• [Parts of the exercise]
[a] From the Yankees game recap, extract everything from "Just as they" down to "Jeter home run.".
[b] In the Yankees game recap, list each hit the Yankees got in the fifth inning as they hit for the cycle, with the player who got it.
[c] Continue the Yankees game recap from where it stops.

• [Extracted text]
"A New York Treasure" --Village Voice

Fighting

Just as they did on Saturday night, the Yankees fell behind 3-0 early yesterday as Mike Mussina showed his usual long-rest rust and spent as much time arguing with home plate umpire C.B. Bucknor as he did actually getting hitters out during the first three innings. Moose locked it down, however, and the Yankees rallied against Edwin Jackson in the fifth to take the lead, hitting for the cycle with a Robinson Cano single, an Andy Phillips triple that was badly misplayed by B.J. Upton in center (payback for Upton robbing him of a 400-foot extra-base hit on Saturday), a Wil Nieves double (his first extra-base hit of the year), and a two-run Derek Jeter home run.

Mussina fought his way through six innings with the help of some great defense, starting with his own, as he snagged a comebacker from the first batter he faced. Later in the first inning, with Carl Crawford on second and Brendan Harris on first, Carlos Peña singled to center to plate Crawford, but Melky Cabrera threw behind Harris to catch him rounding second base too far for the second out. The third inning came to a scoreless close when Hideki Matsui threw out B.J. Upton trying to score from second on a single to left thanks in part to Upton’s sore quadriceps and a great swipe tag by Wil Nieves. In the fourth, Carl Crawford ground to Andy Phillips deep at first, and Phillips beat Crawford in a footrace to the bag, colliding dramatically with the Tampa center fielder (thankfully, neither player was injured). The fifth ended on a 4-6-3 double play, and Melky again gunned out a runner at second base in the sixth as he caught Ty Wigginton trying to stretch a single.

• [Supplied data]
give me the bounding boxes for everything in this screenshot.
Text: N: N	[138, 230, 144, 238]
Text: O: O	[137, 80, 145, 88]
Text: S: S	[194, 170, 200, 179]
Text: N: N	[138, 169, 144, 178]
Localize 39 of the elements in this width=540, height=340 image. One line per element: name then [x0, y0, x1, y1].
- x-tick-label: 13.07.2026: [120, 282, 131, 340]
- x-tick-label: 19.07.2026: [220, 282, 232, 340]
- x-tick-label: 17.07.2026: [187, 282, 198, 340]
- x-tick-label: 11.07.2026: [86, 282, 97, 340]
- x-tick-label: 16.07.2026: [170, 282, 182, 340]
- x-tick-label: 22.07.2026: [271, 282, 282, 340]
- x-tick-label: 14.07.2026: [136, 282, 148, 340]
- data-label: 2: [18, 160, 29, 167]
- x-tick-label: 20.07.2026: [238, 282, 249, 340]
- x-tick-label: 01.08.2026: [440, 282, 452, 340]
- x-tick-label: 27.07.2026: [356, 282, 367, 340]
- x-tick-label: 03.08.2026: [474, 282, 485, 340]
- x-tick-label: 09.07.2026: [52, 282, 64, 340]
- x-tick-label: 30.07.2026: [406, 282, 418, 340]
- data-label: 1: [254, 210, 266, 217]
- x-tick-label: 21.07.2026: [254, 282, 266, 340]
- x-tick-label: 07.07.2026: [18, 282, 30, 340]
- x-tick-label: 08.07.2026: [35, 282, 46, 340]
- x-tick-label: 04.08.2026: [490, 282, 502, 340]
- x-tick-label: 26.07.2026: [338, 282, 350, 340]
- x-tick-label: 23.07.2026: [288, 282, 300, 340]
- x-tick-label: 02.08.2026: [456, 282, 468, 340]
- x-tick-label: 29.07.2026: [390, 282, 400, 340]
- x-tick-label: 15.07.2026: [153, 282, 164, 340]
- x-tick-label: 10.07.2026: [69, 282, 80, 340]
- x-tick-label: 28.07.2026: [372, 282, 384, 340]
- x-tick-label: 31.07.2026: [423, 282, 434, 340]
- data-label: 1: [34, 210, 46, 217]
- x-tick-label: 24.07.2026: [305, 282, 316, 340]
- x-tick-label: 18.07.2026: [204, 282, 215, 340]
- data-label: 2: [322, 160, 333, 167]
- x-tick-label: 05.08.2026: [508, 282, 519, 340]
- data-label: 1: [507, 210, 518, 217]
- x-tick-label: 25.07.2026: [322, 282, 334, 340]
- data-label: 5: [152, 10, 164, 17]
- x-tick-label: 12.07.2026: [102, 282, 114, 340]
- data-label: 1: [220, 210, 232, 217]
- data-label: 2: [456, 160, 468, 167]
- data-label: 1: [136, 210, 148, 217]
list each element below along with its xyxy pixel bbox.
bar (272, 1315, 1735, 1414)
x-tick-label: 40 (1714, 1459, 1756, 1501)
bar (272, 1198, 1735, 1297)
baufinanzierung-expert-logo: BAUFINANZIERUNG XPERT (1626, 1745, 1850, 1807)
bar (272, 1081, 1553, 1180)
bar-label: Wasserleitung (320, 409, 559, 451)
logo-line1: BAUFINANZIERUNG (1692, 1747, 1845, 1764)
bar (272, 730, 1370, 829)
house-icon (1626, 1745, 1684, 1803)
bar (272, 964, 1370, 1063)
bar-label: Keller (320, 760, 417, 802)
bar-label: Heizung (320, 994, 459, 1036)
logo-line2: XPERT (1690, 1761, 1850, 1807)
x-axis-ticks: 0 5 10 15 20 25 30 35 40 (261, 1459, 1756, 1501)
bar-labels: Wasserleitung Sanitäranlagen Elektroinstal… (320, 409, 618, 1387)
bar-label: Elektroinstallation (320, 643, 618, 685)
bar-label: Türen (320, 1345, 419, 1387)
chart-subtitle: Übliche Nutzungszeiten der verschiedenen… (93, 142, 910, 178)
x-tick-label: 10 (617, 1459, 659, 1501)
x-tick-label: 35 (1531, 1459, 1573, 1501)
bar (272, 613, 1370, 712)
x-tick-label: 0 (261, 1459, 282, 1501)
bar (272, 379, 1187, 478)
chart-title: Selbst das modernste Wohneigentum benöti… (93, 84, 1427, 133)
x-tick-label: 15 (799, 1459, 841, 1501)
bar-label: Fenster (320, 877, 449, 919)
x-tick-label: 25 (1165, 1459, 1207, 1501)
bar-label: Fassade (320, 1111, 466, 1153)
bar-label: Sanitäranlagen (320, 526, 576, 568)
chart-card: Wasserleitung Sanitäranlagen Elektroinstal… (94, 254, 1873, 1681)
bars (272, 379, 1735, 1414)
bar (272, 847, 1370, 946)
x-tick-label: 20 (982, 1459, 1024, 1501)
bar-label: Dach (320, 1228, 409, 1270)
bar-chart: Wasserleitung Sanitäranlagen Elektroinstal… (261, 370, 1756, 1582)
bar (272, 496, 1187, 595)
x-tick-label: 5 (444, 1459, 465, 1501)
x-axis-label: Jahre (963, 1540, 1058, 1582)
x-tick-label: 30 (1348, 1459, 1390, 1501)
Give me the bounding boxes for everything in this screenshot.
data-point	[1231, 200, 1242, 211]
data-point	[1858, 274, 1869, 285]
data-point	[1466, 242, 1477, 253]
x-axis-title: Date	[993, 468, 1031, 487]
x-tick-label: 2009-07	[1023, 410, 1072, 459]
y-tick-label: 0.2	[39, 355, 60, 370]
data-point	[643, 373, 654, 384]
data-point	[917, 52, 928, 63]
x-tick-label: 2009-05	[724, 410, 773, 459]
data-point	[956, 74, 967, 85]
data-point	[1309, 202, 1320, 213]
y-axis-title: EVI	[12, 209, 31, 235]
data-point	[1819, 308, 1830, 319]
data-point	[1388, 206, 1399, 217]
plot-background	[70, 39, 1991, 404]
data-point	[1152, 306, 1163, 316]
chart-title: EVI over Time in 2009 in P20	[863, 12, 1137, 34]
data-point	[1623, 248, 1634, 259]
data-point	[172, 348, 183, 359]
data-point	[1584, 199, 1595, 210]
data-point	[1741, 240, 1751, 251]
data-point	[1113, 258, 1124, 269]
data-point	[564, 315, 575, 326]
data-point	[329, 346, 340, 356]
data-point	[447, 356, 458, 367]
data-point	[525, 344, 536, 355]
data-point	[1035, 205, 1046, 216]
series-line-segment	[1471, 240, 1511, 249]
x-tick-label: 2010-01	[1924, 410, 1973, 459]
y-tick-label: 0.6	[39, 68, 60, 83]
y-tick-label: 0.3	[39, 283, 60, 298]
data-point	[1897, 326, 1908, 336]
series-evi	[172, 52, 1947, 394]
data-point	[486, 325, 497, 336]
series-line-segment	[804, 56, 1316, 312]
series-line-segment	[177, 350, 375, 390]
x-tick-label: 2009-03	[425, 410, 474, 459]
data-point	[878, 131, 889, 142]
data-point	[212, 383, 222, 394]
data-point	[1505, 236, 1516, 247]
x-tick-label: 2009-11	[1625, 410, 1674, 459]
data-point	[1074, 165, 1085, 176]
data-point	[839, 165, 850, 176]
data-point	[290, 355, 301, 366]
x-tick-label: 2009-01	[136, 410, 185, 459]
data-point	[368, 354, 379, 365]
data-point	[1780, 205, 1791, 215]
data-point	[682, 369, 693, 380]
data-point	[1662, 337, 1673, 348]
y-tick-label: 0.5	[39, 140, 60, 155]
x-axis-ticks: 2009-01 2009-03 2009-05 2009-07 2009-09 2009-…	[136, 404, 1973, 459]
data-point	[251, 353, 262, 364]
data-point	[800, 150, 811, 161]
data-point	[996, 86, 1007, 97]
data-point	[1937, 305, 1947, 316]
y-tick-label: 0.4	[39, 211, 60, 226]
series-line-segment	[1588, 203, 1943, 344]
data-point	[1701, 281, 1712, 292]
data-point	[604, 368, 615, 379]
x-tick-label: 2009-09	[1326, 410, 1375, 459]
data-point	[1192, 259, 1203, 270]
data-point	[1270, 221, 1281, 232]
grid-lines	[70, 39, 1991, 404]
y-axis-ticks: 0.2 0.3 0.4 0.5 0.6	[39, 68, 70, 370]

• [Per-task answers]
[a]
Just as they did on Saturday night, the Yankees fell behind 3-0 early yesterday as Mike Mussina showed his usual long-rest rust and spent as much time arguing with home plate umpire C.B. Bucknor as he did actually getting hitters out during the first three innings. Moose locked it down, however, and the Yankees rallied against Edwin Jackson in the fifth to take the lead, hitting for the cycle with a Robinson Cano single, an Andy Phillips triple that was badly misplayed by B.J. Upton in center (payback for Upton robbing him of a 400-foot extra-base hit on Saturday), a Wil Nieves double (his first extra-base hit of the year), and a two-run Derek Jeter home run.

[b]
- Robinson Cano: single
- Andy Phillips: triple
- Wil Nieves: double
- Derek Jeter: two-run home run

[c]
Ron Villone came on in the seventh and promptly coughed up the lead by surrendering a two-run homer to Peña, but the Yankees quickly fought back in the eighth. Alex Rodriguez led off with a double to drive reliever Brian Stokes from the game. Hideki Matsui greeted Casey Fossum with a single that put runners on the corners. After Melky struck out, Robinson Cano plated Rodriguez with a sac fly on which Matsui alertly took second. Gary Glover then came on to face Phillips, who singled home Matsui to regain the lead and took second on the throw home. After pinch-hitter Jorge Posada was intentionally walked and Johnny Damon was unintentionally walked, Derek Jeter ground to third baseman Akinori Iwamura, but Iwamura couldn’t find the handle on the ball and all hands were safe, with Phillips scoring what proved to be a crucial insurance run.

I say crucial because Kyle Farnsworth opened the eighth by giving up a ground-rule double to Upton that missed being a home run by all of three feet. Wigginton then singled Upton home to pull the Rays within one. Rays manager Joe Maddon then pinch-ran for Wigginton with Josh Wilson with Dioner Navarro at the plate and one out. Navarro hit a hot shot to the left of Phillips at first, which Phillips snared on a full dive, then clamored to one knee and doubled Wilson off second for what would prove to be not only an inning-ending play, but a game-saving one.

Mariano Rivera wrapped things up with a heart attack ninth that started with a single by Iwamura, followed by catcher’s interference as Posada came out of his crouch to try to throw out Iwamura stealing second and tipped Carl Crawford’s bat with his glove in mid-swing. That put runners on first and second with no outs in a game the Yankees lead by just one run, but Brendan Harris ground into a 5-5-3 double play and Carlos Peña, who had driven in three of the six Devil Ray runs to that point, popped out to give the Yankees a 7-6 victory.

So, while it wasn’t a dominating performance, the Yankees did what they needed to do in taking three of four from the Devil Rays. They’ll have to play better ball to do the same against Toronto this week, however. Meanwhile, Andy Phillips, who is hitting .302/.362/.453 this season, is the story of the day. Pete Abraham kicks things off.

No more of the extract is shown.